╔══

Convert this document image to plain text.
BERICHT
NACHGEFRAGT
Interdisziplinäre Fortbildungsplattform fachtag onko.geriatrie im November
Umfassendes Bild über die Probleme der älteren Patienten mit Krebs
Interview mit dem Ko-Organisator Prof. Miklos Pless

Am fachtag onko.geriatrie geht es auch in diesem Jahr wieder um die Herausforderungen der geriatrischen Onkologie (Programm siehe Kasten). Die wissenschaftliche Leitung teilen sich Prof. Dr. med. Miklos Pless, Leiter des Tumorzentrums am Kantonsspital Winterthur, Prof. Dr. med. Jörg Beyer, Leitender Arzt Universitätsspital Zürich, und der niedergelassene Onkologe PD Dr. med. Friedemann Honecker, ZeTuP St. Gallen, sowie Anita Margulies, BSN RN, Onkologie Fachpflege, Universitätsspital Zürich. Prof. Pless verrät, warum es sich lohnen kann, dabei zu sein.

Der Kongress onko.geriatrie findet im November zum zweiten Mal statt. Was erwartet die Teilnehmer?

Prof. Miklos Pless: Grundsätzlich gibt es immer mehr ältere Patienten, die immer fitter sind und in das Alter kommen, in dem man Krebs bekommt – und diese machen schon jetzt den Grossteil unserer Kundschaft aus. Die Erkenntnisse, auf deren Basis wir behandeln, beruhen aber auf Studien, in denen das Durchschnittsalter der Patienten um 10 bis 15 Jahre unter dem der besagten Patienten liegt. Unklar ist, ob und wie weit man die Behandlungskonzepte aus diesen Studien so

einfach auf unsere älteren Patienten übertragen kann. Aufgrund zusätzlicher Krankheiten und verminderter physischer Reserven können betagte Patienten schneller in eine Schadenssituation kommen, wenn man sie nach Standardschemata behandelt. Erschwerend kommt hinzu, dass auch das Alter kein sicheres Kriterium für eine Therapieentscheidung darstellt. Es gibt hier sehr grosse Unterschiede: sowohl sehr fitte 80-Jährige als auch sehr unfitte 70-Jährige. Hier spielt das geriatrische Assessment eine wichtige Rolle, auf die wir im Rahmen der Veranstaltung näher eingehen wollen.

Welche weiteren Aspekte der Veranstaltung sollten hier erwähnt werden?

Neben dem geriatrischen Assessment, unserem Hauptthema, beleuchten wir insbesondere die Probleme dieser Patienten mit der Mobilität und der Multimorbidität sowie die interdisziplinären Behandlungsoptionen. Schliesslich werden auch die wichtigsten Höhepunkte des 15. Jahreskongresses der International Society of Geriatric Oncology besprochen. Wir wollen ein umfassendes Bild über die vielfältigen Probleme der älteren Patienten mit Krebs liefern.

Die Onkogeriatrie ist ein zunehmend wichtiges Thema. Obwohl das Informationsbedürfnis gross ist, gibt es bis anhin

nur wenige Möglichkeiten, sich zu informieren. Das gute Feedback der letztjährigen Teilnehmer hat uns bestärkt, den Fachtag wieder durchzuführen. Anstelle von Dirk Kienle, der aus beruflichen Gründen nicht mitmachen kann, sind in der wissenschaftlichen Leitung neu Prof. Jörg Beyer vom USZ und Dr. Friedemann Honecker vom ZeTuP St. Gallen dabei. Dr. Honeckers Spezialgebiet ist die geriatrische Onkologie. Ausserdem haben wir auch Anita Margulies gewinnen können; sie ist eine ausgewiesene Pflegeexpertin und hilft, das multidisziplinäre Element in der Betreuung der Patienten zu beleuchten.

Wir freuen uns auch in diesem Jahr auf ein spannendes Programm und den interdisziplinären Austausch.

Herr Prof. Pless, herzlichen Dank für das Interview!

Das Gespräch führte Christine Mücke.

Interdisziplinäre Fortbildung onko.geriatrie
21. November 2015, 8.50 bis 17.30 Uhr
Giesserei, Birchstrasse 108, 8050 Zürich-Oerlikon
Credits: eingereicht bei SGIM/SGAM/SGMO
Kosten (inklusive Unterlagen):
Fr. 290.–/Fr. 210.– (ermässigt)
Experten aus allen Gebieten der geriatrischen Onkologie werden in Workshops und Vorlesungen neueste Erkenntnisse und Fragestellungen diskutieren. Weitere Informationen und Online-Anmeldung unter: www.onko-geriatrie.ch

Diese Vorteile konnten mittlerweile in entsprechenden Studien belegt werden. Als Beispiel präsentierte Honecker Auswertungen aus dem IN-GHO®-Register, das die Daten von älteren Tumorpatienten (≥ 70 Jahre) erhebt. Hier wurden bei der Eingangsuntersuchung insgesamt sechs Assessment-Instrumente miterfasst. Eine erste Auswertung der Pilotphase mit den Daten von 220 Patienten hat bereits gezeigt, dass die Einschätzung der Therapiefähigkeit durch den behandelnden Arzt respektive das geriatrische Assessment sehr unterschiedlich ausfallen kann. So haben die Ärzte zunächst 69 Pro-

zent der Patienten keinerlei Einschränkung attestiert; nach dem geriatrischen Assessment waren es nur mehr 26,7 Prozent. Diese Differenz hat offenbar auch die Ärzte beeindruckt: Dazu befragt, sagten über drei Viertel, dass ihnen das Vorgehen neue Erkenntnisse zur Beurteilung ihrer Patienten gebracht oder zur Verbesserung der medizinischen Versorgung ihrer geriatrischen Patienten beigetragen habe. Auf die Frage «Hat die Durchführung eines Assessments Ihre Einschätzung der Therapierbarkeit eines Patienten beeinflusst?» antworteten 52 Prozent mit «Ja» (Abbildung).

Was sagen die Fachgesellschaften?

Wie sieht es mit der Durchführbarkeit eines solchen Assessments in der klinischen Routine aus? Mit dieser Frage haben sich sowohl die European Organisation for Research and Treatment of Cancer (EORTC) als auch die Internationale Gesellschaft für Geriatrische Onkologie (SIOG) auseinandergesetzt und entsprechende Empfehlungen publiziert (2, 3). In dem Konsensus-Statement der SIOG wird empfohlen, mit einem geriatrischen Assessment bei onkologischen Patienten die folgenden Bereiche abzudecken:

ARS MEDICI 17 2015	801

╚══

» ASSIGNMENT
State how many lines of the records above contain "beleuchten", with no words besides the number.

» RESPONSE
2